Stored records |

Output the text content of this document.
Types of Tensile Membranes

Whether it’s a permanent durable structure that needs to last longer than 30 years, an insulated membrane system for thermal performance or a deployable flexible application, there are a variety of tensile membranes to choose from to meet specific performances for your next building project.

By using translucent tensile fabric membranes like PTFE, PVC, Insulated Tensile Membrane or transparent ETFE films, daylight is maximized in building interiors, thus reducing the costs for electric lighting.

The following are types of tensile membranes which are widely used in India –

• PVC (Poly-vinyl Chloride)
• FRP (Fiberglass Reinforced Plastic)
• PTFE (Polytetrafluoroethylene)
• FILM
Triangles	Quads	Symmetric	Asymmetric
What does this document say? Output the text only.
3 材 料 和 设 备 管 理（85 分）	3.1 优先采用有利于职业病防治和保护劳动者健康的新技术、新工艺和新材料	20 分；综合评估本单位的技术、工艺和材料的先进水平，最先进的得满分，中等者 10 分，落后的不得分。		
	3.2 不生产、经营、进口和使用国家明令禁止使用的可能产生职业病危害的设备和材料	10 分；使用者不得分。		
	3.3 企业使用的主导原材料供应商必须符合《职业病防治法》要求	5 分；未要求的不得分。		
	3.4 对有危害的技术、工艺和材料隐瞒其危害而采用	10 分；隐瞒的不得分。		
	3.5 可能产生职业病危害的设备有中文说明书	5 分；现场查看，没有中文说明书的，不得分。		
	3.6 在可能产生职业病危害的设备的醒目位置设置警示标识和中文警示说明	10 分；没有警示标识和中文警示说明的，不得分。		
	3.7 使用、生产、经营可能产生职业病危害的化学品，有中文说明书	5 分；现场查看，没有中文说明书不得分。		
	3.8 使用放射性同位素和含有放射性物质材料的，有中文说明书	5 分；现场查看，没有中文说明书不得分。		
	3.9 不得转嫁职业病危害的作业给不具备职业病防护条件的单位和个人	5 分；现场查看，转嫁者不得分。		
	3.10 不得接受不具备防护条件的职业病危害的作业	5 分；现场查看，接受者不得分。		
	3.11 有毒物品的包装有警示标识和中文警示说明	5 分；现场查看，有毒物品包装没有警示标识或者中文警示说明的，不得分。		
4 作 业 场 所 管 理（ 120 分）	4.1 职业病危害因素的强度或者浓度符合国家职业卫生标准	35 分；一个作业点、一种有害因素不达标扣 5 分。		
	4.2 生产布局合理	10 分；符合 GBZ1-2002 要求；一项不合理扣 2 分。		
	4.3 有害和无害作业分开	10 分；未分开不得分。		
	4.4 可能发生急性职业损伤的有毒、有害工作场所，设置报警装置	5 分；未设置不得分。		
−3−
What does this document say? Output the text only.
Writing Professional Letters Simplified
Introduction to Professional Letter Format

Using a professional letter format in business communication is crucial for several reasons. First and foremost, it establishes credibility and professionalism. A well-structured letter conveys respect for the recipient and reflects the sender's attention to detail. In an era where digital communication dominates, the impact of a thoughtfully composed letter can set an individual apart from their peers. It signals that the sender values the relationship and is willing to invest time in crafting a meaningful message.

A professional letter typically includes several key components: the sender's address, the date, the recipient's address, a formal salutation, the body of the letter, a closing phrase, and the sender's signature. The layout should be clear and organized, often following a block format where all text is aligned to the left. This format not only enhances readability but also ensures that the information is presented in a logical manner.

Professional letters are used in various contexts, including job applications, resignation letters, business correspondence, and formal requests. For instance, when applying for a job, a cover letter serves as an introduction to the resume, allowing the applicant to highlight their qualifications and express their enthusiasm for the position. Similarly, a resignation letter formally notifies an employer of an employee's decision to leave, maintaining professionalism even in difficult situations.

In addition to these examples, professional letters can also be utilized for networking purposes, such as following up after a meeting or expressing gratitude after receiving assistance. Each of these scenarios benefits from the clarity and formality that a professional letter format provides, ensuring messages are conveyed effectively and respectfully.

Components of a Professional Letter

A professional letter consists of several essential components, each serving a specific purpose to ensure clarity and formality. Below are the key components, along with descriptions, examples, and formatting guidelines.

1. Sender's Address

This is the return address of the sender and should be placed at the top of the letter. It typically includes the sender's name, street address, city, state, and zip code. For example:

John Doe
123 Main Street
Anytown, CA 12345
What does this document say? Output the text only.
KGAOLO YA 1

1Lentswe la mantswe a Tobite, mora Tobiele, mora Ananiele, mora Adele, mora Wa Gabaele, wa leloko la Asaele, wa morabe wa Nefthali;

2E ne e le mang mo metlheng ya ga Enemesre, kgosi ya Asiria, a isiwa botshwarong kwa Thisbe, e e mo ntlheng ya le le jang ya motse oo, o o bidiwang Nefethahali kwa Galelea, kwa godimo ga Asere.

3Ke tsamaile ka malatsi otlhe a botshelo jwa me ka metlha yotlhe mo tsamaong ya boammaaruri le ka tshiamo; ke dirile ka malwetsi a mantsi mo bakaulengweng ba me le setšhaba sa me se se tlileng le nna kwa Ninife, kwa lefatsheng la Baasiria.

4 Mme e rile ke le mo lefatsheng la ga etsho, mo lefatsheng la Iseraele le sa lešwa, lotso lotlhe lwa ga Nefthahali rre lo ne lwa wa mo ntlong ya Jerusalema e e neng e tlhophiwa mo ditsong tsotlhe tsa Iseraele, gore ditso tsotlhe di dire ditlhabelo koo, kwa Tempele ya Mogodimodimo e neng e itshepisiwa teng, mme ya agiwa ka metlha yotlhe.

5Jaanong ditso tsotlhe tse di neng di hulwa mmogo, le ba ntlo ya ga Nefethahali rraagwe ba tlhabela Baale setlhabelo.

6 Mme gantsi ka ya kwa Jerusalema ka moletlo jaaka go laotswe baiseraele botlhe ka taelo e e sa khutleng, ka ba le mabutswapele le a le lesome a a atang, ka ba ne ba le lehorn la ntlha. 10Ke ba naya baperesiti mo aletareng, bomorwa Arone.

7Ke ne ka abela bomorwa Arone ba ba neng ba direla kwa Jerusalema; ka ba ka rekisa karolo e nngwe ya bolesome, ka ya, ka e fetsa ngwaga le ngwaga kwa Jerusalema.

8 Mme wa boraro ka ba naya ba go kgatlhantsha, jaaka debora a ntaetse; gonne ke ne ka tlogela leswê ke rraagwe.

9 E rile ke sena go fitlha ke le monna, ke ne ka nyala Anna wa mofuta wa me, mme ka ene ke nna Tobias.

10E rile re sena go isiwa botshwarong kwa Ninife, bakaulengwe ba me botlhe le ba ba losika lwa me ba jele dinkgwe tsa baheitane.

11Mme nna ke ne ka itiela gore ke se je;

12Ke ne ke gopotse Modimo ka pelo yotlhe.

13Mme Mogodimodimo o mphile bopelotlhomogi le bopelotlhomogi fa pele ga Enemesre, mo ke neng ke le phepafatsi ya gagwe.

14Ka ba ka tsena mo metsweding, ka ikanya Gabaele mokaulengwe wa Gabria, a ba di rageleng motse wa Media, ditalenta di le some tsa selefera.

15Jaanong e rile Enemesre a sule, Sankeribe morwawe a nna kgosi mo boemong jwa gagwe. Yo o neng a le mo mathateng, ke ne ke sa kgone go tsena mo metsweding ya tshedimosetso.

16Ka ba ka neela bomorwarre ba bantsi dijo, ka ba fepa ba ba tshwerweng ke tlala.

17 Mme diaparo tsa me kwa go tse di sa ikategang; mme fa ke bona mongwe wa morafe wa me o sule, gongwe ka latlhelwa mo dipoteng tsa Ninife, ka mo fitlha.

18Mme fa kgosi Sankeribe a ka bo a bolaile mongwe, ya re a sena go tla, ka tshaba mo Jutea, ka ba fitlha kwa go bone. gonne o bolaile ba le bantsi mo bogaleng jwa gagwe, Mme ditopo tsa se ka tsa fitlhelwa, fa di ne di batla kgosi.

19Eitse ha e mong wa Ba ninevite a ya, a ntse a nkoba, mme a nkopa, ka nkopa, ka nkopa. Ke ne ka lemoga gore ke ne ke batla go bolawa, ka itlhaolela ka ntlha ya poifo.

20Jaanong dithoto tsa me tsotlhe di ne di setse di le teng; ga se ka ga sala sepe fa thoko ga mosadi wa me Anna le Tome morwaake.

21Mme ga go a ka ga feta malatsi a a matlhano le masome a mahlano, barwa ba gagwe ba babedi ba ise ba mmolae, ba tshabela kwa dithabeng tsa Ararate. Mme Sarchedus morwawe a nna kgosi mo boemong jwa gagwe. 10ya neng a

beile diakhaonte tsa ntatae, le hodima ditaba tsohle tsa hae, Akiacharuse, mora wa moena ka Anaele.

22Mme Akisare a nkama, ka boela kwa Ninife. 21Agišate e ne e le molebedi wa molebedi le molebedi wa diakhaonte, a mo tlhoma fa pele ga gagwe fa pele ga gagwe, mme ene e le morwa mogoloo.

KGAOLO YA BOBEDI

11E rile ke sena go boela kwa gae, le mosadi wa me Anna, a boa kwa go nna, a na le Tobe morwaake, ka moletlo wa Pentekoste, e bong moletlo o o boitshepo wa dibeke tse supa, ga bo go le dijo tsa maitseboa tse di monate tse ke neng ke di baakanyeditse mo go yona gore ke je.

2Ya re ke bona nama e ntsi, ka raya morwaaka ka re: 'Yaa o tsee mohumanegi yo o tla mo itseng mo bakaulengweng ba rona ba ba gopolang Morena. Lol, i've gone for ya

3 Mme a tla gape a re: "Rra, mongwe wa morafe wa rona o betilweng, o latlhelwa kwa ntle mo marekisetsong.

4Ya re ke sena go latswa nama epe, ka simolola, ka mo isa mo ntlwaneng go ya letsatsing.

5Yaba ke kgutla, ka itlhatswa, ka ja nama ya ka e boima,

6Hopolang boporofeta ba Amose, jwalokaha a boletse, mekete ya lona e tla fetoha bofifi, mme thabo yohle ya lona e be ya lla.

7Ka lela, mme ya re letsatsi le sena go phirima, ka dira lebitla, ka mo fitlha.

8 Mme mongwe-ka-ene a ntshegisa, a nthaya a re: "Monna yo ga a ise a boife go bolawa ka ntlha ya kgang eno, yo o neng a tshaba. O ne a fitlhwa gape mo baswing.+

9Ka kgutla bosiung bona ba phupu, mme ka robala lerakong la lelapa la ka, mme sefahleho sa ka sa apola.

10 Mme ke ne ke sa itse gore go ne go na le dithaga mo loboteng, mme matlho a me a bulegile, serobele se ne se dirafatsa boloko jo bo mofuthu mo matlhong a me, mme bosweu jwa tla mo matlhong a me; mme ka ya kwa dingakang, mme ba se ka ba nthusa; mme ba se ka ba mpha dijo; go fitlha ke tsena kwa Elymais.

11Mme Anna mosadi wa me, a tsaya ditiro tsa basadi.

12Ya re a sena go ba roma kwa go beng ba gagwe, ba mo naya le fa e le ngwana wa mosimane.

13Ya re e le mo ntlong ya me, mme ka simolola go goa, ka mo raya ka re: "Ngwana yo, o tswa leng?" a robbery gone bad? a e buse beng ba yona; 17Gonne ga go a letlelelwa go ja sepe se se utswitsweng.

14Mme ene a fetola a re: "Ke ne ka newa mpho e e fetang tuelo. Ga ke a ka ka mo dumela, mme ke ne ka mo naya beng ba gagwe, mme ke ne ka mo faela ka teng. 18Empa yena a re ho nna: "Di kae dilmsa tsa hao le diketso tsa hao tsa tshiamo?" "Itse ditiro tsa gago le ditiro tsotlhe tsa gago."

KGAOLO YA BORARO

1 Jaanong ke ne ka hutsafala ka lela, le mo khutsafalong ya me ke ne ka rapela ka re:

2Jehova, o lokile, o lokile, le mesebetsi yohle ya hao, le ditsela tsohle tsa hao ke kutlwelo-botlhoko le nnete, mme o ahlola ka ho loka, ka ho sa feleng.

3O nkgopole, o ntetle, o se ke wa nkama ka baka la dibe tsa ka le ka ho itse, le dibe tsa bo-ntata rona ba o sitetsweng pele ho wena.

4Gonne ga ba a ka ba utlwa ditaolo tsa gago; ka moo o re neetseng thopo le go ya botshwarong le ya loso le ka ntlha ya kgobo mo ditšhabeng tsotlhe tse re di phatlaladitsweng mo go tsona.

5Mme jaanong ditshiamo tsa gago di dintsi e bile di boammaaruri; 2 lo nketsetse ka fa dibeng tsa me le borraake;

Brief |
Give the number of lines that hold the word "Gabaele" in these records, with nothing added.

In response |
2